— Start —
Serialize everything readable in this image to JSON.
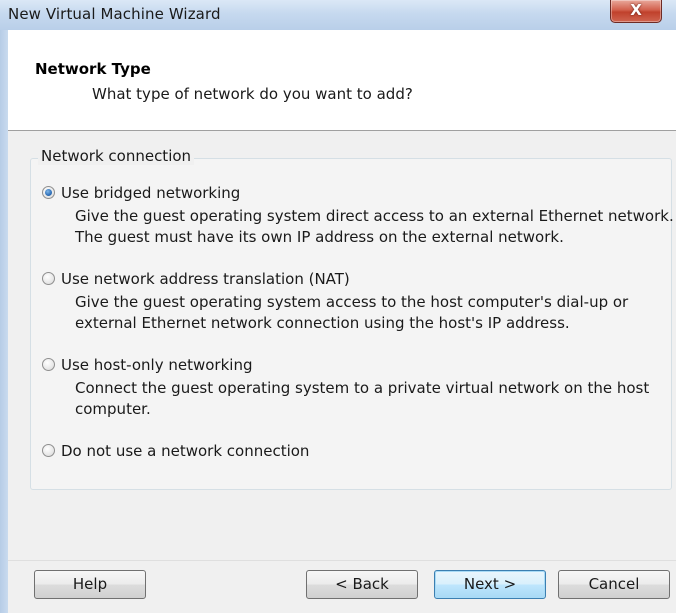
{
  "window": {
    "title": "New Virtual Machine Wizard",
    "close_glyph": "X"
  },
  "header": {
    "title": "Network Type",
    "subtitle": "What type of network do you want to add?"
  },
  "group": {
    "label": "Network connection",
    "options": [
      {
        "label": "Use bridged networking",
        "checked": true,
        "desc": "Give the guest operating system direct access to an external Ethernet network. The guest must have its own IP address on the external network."
      },
      {
        "label": "Use network address translation (NAT)",
        "checked": false,
        "desc": "Give the guest operating system access to the host computer's dial-up or external Ethernet network connection using the host's IP address."
      },
      {
        "label": "Use host-only networking",
        "checked": false,
        "desc": "Connect the guest operating system to a private virtual network on the host computer."
      },
      {
        "label": "Do not use a network connection",
        "checked": false,
        "desc": ""
      }
    ]
  },
  "buttons": {
    "help": "Help",
    "back": "< Back",
    "next": "Next >",
    "cancel": "Cancel"
  },
  "colors": {
    "title_bar": "#c6d9ef",
    "close_button": "#c0412c",
    "default_button_border": "#3c7fb1",
    "radio_checked": "#2e6fb8"
  }
}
— End —
# DIRECTIONS FOR THIS TASK:
From the material, report only how many lines include the word "guest".

# WRITTEN RESPONSE:
3